» TO DO
**a)** Answer these questions about the message thread below on the VTE "Follow path of current file" option.
(i) What command results from the four steps first described?
(ii) Which function does Jeff propose calling before issuing the cd command?
(iii) How long a delay does the attached patch use before checking for changed cursor positions?
**b)** Continue the message thread below about the VTE "Follow path of current file" option, starting after its final sentence.

» TEXT PROVIDED
(begin)

I just noticed a little quirk with the "Follow path of current file" option for VTE.
Consider this... 1. Open a file in your $HOME directory. 2. Open another file from some other directory. 3. In vte, type "echo" followed by a space, but don't press return. 4. Click the on the tab of the first file you opened.
The resulting command is "echo cd /home/username"
Now imagine if you had typed "rm -rf " instead of "echo "
Yikes!
Maybe it would be safer to only issue the cd command if there is no other text on the command line. I skimmed through the vte headers and the only thing I see that might work is to call vte_terminal_get_cursor_position() first, and check to make sure the column value is zero.
- Jeff
On Tue, 4 Dec 2007 16:16:34 -0600, "Jeff Pohlmeyer" yetanothergeek@gmail.com wrote:
I just noticed a little quirk with the "Follow path of current file" option for VTE.
Consider this...
- Open a file in your $HOME directory.
- Open another file from some other directory.
- In vte, type "echo" followed by a space, but don't press return.
- Click the on the tab of the first file you opened.
The resulting command is "echo cd /home/username"
Now imagine if you had typed "rm -rf " instead of "echo "
It's getting really funny if the path of the file is "/" ;-).
Maybe it would be safer to only issue the cd command if there is no other text on the command line. I skimmed through the vte headers and the only thing I see that might work is to call vte_terminal_get_cursor_position() first, and check to make sure the column value is zero.
Yes but checking the column to zero doesn't help because it isn't at all. But we could keep the cursor position after a sent command(e.g. cd ...) and then compare it to the current cursor position just before sending any command to the VTE. This works in theory, but while testing it I noticed another problem: we send "cd ..." to the VTE using vte_terminal_feed_child() and after that we retrieve the current cursor position. But we get the "old" position because vte_terminal_feed_child() works asynchronously and so the code to retrieve the cursor position is executed before the cd command was actually executed. And I don't see a way to detect when the executed command within the VTE has finished.
The only thing I could imagine is to delay the retrieval of the new cursor position so that we can assume the command has finished. But this is somewhat ugly and may cause other errors. Delaying the cursor position retrieval could work for the "cd" command when switching between tabs but will probably fail when using the Run command in the VTE. Attached is a patch to check for changed cursor positions after a delay of 0.5 seconds. It seems to work for the "cd" command but it breaks the auto path changing feature as well as the ability to run commands in the VTE if one runs an open file in the VTE and the duration of the command is longer than the delay (0.5 seconds). All should work again after the VTE is restarted.

(end)

» DATA LINES
(begin)

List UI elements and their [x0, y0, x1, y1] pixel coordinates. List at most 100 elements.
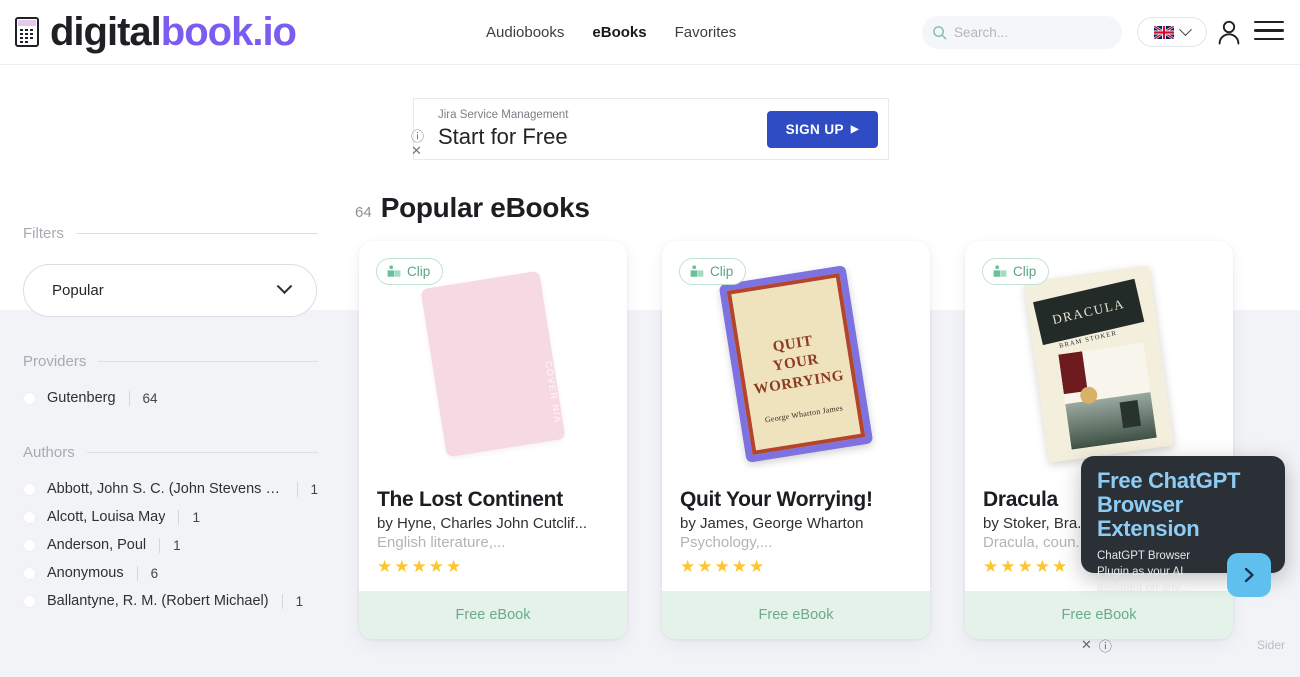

(end)

» WRITTEN ANSWERS
**a)**
(i) "echo cd /home/username"
(ii) vte_terminal_get_cursor_position(), checking that the column value is zero
(iii) 0.5 seconds

**b)**
I'm not sure at all whether the way I did it in the patch is good, whether we should it in this way or whether there is any better way(I hope so).
Thanks for reporting, good catch.
Regards, Enrico
On Dec 5, 2007 9:19 AM, Enrico Tröger enrico.troeger@uvena.de wrote:
I'm not sure at all whether the way I did it in the patch is good, whether we should it in this way or whether there is any better way(I hope so).
Here is another idea - This patch issues a {HOME} escape sequence before "typing" the command, and then adds a " #" comment marker after it, so anything already on the command line becomes a comment.
It seems to work for me, but I'm not sure if the "\e[H" escape sequence is valid for all keyboards.
It also won't work unless the {HOME} key is bound to "beginning-of-line" (I assume that it is for most humans).
Note that I only changed for vte_cwd() but the same idea should work also for build_run_cmd() in build.c
- Jeff
On Wed, 5 Dec 2007 12:08:55 -0600, "Jeff Pohlmeyer" yetanothergeek@gmail.com wrote:
On Dec 5, 2007 9:19 AM, Enrico Tröger enrico.troeger@uvena.de wrote:
I'm not sure at all whether the way I did it in the patch is good, whether we should it in this way or whether there is any better way (I hope so).
Here is another idea - This patch issues a {HOME} escape sequence before "typing" the command, and then adds a " #" comment marker after it, so anything already on the command line becomes a comment.
It seems to work for me, but I'm not sure if the "\e[H" escape sequence is valid for all keyboards.
It also won't work unless the {HOME} key is bound to "beginning-of-line" (I assume that it is for most humans).
Nice idea but doesn't work in zsh and dash (both with default configurations tested on Debian Testing). Additionally, zsh seems to have problems with the '#' in a command: cd /tmp # doesn't work in zsh.
I don't know much about shells(just using bash and being happy ;-)), the manual page for dash doesn't mention any escape sequences at all ;-(.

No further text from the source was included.